■ Do this:
Reproduce the records without any change, from the first line through the line that contains "ribbon-tabs: File Home", including that line.

[Extracted records]

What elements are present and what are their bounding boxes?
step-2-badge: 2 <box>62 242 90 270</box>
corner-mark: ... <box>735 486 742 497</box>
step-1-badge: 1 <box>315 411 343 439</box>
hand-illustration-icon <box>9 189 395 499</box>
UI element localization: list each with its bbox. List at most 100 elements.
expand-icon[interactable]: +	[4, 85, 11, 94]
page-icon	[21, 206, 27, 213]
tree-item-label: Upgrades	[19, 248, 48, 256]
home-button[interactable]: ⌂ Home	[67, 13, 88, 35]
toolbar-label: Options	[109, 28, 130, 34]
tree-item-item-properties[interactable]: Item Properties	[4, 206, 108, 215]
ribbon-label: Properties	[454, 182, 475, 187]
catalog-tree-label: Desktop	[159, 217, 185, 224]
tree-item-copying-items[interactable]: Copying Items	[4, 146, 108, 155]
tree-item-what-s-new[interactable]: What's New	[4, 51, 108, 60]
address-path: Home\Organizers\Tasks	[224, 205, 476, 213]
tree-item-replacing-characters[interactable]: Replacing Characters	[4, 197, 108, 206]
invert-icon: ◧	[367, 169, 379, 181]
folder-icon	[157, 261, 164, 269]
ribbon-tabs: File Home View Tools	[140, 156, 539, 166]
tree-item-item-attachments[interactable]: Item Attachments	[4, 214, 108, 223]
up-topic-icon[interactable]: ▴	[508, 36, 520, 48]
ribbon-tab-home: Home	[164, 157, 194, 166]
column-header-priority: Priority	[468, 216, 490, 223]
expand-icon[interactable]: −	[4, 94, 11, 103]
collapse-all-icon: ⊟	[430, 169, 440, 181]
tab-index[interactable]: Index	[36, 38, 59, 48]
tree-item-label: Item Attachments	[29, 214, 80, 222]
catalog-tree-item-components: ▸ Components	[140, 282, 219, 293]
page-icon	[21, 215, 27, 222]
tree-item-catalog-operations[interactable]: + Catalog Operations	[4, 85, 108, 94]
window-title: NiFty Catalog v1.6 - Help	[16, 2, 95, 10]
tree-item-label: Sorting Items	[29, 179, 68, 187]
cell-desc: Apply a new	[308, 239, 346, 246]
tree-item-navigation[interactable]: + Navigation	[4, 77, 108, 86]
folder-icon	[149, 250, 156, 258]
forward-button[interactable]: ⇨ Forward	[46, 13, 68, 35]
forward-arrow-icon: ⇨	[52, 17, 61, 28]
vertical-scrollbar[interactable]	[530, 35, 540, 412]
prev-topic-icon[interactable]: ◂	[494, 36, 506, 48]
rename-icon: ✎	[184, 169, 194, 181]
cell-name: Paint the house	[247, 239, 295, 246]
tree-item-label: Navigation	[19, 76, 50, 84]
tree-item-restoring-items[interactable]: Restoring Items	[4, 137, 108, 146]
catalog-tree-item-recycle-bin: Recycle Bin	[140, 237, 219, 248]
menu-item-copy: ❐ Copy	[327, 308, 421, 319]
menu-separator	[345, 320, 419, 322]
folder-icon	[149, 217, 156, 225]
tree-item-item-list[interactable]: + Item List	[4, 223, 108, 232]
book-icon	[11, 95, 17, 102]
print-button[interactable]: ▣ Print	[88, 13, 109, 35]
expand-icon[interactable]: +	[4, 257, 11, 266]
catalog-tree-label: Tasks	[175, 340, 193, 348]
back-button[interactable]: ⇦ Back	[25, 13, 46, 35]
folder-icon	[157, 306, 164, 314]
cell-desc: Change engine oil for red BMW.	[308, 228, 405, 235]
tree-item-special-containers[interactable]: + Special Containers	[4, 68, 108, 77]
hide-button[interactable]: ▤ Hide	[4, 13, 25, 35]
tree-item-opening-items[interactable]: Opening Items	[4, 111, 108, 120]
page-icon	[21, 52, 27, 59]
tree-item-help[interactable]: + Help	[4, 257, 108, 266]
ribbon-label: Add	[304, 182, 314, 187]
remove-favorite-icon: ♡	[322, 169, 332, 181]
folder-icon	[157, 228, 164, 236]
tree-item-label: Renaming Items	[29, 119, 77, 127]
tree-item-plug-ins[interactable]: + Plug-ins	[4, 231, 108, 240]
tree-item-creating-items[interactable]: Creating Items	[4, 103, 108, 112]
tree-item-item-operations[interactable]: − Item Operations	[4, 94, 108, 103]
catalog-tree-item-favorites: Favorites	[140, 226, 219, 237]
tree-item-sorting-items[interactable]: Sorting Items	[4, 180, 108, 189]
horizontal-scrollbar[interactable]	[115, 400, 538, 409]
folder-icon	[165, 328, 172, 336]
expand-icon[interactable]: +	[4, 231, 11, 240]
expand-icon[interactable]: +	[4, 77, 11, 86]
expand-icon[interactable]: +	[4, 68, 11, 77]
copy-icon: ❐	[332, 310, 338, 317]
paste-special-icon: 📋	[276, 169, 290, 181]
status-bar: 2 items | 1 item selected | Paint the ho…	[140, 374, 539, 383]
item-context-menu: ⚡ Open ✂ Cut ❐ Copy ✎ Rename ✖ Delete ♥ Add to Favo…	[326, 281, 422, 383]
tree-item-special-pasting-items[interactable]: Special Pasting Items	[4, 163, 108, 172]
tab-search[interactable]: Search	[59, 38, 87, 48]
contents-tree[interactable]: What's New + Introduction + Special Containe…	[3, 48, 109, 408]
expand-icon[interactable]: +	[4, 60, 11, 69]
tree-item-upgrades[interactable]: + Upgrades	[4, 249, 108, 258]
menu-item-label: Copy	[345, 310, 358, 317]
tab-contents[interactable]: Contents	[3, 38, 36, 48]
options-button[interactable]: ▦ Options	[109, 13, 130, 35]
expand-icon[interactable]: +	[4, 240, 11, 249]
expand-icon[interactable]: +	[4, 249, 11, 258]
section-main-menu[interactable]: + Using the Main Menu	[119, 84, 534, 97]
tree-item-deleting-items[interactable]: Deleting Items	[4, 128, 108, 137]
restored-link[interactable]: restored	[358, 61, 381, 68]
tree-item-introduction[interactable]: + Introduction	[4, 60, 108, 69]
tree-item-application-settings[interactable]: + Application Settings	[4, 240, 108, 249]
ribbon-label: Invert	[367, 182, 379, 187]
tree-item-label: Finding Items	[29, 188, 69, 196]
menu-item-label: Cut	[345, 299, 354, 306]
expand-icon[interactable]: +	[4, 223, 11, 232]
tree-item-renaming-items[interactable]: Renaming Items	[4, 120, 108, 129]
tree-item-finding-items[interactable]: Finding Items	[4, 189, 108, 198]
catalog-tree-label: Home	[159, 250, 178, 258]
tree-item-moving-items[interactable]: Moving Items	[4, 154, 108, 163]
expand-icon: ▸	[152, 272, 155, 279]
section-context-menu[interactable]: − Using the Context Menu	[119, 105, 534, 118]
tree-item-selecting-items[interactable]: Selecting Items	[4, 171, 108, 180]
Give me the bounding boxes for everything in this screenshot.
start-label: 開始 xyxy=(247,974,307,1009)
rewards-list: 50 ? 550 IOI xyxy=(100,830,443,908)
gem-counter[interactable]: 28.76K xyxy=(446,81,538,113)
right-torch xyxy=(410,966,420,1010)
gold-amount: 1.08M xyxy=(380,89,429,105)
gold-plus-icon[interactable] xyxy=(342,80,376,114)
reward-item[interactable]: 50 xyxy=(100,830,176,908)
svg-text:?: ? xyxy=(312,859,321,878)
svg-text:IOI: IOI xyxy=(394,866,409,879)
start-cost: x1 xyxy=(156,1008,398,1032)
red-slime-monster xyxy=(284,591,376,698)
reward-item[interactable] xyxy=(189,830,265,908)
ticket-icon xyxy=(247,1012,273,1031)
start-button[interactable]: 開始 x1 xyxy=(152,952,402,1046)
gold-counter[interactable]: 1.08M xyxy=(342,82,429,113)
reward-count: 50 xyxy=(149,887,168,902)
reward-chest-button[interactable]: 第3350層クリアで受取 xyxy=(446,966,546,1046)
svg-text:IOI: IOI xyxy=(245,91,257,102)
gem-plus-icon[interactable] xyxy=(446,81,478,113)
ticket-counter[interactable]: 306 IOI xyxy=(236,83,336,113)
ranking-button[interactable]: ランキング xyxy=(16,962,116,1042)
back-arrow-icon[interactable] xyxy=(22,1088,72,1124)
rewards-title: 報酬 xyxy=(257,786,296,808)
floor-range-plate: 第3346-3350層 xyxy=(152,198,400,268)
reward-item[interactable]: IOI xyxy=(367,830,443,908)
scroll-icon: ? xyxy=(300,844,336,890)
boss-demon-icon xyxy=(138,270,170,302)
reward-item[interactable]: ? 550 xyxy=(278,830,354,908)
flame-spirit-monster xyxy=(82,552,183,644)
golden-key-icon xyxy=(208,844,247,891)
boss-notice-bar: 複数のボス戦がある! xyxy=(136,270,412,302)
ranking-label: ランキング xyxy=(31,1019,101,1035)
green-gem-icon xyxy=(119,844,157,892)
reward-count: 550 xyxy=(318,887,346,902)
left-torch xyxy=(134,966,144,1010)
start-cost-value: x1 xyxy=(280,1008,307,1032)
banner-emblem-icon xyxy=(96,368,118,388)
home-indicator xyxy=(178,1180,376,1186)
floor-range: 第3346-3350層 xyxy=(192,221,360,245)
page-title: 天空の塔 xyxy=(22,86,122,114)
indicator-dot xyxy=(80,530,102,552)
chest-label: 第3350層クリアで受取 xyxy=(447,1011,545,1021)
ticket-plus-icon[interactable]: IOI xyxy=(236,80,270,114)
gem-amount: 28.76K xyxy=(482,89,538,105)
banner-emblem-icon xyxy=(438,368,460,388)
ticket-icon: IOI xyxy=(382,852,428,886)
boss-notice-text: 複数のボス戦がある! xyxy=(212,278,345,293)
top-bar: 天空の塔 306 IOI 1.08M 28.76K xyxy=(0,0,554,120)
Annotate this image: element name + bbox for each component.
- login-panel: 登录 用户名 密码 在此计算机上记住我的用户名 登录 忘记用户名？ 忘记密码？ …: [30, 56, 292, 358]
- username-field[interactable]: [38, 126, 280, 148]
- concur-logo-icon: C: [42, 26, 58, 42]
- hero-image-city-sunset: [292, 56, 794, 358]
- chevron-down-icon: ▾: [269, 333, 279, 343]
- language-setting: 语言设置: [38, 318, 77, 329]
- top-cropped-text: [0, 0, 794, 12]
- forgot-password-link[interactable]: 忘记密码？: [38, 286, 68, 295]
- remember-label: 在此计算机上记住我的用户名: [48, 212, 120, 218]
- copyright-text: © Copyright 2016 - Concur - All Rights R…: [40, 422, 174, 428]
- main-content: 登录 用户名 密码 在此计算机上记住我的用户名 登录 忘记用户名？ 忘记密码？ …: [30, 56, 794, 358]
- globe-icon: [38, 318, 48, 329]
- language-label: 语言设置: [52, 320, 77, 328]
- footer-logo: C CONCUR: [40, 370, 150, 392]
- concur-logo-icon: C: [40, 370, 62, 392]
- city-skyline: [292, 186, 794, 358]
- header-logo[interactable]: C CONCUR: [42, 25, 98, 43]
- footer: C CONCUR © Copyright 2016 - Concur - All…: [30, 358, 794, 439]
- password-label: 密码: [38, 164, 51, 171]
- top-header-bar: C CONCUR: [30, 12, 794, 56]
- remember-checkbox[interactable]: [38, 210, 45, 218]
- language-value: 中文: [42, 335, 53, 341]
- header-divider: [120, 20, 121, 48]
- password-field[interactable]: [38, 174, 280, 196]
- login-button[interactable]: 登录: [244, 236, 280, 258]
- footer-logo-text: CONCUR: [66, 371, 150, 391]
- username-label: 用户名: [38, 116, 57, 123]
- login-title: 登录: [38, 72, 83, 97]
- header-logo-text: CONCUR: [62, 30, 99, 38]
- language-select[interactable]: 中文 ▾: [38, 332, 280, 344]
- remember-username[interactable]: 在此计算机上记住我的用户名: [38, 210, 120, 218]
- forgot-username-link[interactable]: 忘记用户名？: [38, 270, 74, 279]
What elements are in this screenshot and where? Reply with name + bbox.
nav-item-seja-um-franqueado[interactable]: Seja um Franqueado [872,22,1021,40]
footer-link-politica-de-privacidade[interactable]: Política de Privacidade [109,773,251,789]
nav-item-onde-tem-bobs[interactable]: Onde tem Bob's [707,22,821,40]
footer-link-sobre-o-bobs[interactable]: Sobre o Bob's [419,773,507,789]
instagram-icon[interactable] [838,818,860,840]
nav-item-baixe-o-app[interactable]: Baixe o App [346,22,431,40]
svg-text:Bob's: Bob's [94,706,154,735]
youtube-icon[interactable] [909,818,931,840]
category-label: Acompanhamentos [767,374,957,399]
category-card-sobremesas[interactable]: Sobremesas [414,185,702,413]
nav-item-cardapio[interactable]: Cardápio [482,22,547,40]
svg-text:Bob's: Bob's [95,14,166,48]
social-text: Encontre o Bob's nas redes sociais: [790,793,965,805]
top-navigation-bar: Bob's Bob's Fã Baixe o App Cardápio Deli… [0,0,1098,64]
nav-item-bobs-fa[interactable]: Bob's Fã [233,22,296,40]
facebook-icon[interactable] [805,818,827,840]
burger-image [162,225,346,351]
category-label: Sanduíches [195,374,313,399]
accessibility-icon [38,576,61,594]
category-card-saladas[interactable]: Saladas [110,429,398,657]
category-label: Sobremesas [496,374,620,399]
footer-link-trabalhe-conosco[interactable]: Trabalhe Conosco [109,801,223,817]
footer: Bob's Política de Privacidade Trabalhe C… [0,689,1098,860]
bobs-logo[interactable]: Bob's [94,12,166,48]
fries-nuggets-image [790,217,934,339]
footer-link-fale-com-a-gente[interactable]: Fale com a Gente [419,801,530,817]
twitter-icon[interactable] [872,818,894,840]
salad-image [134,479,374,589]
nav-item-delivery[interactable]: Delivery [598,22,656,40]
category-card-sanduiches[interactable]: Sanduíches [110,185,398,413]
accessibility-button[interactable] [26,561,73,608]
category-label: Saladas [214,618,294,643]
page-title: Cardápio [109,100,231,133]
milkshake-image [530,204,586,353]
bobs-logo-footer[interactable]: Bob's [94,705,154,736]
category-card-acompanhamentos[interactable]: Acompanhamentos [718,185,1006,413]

■ Solution below:
What elements are present and what are their bounding boxes?
step-2-badge: 2 <box>62 242 90 270</box>
corner-mark: ... <box>735 486 742 497</box>
step-1-badge: 1 <box>315 411 343 439</box>
hand-illustration-icon <box>9 189 395 499</box>
UI element localization: list each with its bbox. List at most 100 elements.
expand-icon[interactable]: +	[4, 85, 11, 94]
page-icon	[21, 206, 27, 213]
tree-item-label: Upgrades	[19, 248, 48, 256]
home-button[interactable]: ⌂ Home	[67, 13, 88, 35]
toolbar-label: Options	[109, 28, 130, 34]
tree-item-item-properties[interactable]: Item Properties	[4, 206, 108, 215]
ribbon-label: Properties	[454, 182, 475, 187]
catalog-tree-label: Desktop	[159, 217, 185, 224]
tree-item-copying-items[interactable]: Copying Items	[4, 146, 108, 155]
tree-item-what-s-new[interactable]: What's New	[4, 51, 108, 60]
address-path: Home\Organizers\Tasks	[224, 205, 476, 213]
tree-item-replacing-characters[interactable]: Replacing Characters	[4, 197, 108, 206]
invert-icon: ◧	[367, 169, 379, 181]
folder-icon	[157, 261, 164, 269]
ribbon-tabs: File Home View Tools	[140, 156, 539, 166]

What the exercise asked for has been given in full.